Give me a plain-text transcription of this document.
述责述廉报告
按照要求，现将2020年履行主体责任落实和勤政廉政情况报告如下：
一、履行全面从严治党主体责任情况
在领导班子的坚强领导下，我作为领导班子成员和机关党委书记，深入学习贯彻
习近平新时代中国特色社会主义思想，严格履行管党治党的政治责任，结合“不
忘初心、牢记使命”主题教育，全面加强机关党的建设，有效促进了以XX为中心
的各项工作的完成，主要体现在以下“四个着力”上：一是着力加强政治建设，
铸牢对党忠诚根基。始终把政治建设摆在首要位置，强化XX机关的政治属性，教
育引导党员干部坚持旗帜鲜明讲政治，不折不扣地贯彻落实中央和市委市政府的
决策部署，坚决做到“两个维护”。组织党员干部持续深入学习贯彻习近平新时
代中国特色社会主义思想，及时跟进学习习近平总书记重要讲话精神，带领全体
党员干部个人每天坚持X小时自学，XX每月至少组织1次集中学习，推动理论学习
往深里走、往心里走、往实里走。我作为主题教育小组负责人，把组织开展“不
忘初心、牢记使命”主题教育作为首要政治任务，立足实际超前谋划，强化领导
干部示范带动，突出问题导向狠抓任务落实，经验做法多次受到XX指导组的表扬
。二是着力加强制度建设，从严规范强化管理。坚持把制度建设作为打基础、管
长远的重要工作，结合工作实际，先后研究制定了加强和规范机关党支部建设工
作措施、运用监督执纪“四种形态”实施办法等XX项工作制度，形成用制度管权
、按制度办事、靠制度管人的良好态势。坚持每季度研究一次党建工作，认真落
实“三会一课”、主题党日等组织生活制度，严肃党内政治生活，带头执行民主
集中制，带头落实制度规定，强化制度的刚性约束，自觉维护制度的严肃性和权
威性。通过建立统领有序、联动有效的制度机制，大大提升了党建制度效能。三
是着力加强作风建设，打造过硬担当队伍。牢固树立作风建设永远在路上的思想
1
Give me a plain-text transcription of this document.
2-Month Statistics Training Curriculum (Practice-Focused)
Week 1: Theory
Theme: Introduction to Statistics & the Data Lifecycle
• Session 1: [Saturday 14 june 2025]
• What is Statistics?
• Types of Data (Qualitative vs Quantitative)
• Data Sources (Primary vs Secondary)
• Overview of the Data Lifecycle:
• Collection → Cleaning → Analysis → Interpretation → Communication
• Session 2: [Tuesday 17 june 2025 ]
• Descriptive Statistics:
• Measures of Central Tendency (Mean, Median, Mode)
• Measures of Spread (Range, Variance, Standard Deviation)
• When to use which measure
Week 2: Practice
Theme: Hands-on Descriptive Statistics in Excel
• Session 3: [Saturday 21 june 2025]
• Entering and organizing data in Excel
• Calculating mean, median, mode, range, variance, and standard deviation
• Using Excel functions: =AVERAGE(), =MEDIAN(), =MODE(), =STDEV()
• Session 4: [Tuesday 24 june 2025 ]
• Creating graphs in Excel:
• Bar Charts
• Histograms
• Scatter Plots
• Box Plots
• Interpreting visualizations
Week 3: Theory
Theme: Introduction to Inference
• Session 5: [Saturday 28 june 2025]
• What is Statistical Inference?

════════════════

WHAT THIS TASK INVOLVES
Scan the records above for the string "Excel", then select every line that holds it.

SOLVED EXERCISE
Theme: Hands-on Descriptive Statistics in Excel
• Entering and organizing data in Excel
• Using Excel functions: =AVERAGE(), =MEDIAN(), =MODE(), =STDEV()
• Creating graphs in Excel:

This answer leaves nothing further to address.